> **PROBLEM TO SOLVE**: Reproduce the whole listing, character for character.

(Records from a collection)

---+---

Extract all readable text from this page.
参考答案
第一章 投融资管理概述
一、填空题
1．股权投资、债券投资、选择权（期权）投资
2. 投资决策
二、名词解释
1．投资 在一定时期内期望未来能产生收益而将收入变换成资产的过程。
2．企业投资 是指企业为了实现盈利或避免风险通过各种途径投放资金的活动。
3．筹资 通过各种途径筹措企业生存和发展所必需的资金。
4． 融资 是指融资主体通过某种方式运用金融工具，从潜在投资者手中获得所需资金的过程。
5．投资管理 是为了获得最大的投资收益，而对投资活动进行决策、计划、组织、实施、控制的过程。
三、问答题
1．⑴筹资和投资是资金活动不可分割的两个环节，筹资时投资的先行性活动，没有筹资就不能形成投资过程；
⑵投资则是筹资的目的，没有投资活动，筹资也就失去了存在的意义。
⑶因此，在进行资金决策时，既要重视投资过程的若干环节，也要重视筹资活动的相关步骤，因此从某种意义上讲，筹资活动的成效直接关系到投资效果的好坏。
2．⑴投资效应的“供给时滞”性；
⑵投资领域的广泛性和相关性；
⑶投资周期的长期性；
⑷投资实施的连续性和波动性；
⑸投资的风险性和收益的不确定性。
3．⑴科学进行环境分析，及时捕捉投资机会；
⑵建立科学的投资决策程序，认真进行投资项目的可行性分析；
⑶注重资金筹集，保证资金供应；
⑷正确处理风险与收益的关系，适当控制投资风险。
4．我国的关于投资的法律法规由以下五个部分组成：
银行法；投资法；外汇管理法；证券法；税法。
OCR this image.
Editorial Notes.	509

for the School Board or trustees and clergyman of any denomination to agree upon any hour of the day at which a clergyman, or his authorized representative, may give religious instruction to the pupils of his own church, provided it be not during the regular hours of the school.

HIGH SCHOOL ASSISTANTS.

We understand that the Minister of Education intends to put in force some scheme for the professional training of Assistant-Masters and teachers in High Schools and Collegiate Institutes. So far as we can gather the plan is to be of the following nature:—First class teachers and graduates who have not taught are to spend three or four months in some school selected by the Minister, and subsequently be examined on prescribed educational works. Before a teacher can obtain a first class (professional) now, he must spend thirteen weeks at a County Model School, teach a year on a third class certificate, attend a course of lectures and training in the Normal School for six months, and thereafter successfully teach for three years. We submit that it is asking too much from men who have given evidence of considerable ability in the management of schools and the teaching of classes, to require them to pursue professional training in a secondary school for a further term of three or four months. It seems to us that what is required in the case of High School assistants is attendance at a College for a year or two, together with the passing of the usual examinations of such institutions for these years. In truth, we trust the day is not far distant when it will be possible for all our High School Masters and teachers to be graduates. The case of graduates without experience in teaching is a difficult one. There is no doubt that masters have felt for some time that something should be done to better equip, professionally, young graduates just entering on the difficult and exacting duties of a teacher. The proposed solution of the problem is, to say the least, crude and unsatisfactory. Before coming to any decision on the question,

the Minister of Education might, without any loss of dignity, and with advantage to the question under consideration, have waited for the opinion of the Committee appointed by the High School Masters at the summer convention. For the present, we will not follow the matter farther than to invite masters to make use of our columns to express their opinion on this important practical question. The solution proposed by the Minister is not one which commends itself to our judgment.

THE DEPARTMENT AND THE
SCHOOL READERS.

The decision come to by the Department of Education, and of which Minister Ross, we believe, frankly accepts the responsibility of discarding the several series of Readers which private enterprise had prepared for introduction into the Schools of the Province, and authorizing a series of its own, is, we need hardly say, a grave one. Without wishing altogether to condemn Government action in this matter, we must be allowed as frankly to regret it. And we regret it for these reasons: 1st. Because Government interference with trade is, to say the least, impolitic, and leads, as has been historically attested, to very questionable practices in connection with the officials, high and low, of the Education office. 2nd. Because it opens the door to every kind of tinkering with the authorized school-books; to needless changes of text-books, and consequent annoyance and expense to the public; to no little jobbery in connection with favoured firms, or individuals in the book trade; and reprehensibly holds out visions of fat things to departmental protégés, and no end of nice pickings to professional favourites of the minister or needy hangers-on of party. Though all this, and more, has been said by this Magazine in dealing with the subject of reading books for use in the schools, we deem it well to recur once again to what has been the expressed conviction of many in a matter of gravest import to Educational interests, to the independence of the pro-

---+---

> **SOLUTION FOR THIS EXERCISE**:
Extract all readable text from this page.
参考答案
第一章 投融资管理概述
一、填空题
1．股权投资、债券投资、选择权（期权）投资
2. 投资决策
二、名词解释
1．投资 在一定时期内期望未来能产生收益而将收入变换成资产的过程。
2．企业投资 是指企业为了实现盈利或避免风险通过各种途径投放资金的活动。
3．筹资 通过各种途径筹措企业生存和发展所必需的资金。
4． 融资 是指融资主体通过某种方式运用金融工具，从潜在投资者手中获得所需资金的过程。
5．投资管理 是为了获得最大的投资收益，而对投资活动进行决策、计划、组织、实施、控制的过程。
三、问答题
1．⑴筹资和投资是资金活动不可分割的两个环节，筹资时投资的先行性活动，没有筹资就不能形成投资过程；
⑵投资则是筹资的目的，没有投资活动，筹资也就失去了存在的意义。
⑶因此，在进行资金决策时，既要重视投资过程的若干环节，也要重视筹资活动的相关步骤，因此从某种意义上讲，筹资活动的成效直接关系到投资效果的好坏。
2．⑴投资效应的“供给时滞”性；
⑵投资领域的广泛性和相关性；
⑶投资周期的长期性；
⑷投资实施的连续性和波动性；
⑸投资的风险性和收益的不确定性。
3．⑴科学进行环境分析，及时捕捉投资机会；
⑵建立科学的投资决策程序，认真进行投资项目的可行性分析；
⑶注重资金筹集，保证资金供应；
⑷正确处理风险与收益的关系，适当控制投资风险。
4．我国的关于投资的法律法规由以下五个部分组成：
银行法；投资法；外汇管理法；证券法；税法。
OCR this image.
Editorial Notes.	509

for the School Board or trustees and clergyman of any denomination to agree upon any hour of the day at which a clergyman, or his authorized representative, may give religious instruction to the pupils of his own church, provided it be not during the regular hours of the school.

HIGH SCHOOL ASSISTANTS.

We understand that the Minister of Education intends to put in force some scheme for the professional training of Assistant-Masters and teachers in High Schools and Collegiate Institutes. So far as we can gather the plan is to be of the following nature:—First class teachers and graduates who have not taught are to spend three or four months in some school selected by the Minister, and subsequently be examined on prescribed educational works. Before a teacher can obtain a first class (professional) now, he must spend thirteen weeks at a County Model School, teach a year on a third class certificate, attend a course of lectures and training in the Normal School for six months, and thereafter successfully teach for three years. We submit that it is asking too much from men who have given evidence of considerable ability in the management of schools and the teaching of classes, to require them to pursue professional training in a secondary school for a further term of three or four months. It seems to us that what is required in the case of High School assistants is attendance at a College for a year or two, together with the passing of the usual examinations of such institutions for these years. In truth, we trust the day is not far distant when it will be possible for all our High School Masters and teachers to be graduates. The case of graduates without experience in teaching is a difficult one. There is no doubt that masters have felt for some time that something should be done to better equip, professionally, young graduates just entering on the difficult and exacting duties of a teacher. The proposed solution of the problem is, to say the least, crude and unsatisfactory. Before coming to any decision on the question,

the Minister of Education might, without any loss of dignity, and with advantage to the question under consideration, have waited for the opinion of the Committee appointed by the High School Masters at the summer convention. For the present, we will not follow the matter farther than to invite masters to make use of our columns to express their opinion on this important practical question. The solution proposed by the Minister is not one which commends itself to our judgment.

THE DEPARTMENT AND THE
SCHOOL READERS.

The decision come to by the Department of Education, and of which Minister Ross, we believe, frankly accepts the responsibility of discarding the several series of Readers which private enterprise had prepared for introduction into the Schools of the Province, and authorizing a series of its own, is, we need hardly say, a grave one. Without wishing altogether to condemn Government action in this matter, we must be allowed as frankly to regret it. And we regret it for these reasons: 1st. Because Government interference with trade is, to say the least, impolitic, and leads, as has been historically attested, to very questionable practices in connection with the officials, high and low, of the Education office. 2nd. Because it opens the door to every kind of tinkering with the authorized school-books; to needless changes of text-books, and consequent annoyance and expense to the public; to no little jobbery in connection with favoured firms, or individuals in the book trade; and reprehensibly holds out visions of fat things to departmental protégés, and no end of nice pickings to professional favourites of the minister or needy hangers-on of party. Though all this, and more, has been said by this Magazine in dealing with the subject of reading books for use in the schools, we deem it well to recur once again to what has been the expressed conviction of many in a matter of gravest import to Educational interests, to the independence of the pro-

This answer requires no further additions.